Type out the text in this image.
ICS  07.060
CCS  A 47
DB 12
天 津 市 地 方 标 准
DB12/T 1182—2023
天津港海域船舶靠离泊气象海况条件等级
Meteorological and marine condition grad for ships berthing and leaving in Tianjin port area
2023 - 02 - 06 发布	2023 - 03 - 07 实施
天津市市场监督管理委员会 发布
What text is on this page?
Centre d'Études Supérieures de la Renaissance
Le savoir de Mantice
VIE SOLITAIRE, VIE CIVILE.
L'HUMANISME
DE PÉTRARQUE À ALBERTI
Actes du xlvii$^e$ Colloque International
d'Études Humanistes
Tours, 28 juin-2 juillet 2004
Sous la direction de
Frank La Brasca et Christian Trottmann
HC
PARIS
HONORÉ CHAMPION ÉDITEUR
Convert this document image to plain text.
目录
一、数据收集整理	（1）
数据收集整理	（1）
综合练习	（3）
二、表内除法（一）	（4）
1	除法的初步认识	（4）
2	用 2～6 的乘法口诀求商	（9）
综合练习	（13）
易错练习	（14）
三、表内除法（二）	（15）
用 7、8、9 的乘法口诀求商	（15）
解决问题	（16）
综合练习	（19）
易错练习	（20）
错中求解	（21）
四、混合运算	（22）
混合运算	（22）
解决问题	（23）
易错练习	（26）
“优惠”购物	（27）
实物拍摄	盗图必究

Exercise goal
Extract, exactly, the lines above that begin at the line containing "Convert this document image to plain text." and end at the final line of the records; add no other text.

Solved exercise
Convert this document image to plain text.
目录
一、数据收集整理	（1）
数据收集整理	（1）
综合练习	（3）
二、表内除法（一）	（4）
1	除法的初步认识	（4）
2	用 2～6 的乘法口诀求商	（9）
综合练习	（13）
易错练习	（14）
三、表内除法（二）	（15）
用 7、8、9 的乘法口诀求商	（15）
解决问题	（16）
综合练习	（19）
易错练习	（20）
错中求解	（21）
四、混合运算	（22）
混合运算	（22）
解决问题	（23）
易错练习	（26）
“优惠”购物	（27）
实物拍摄	盗图必究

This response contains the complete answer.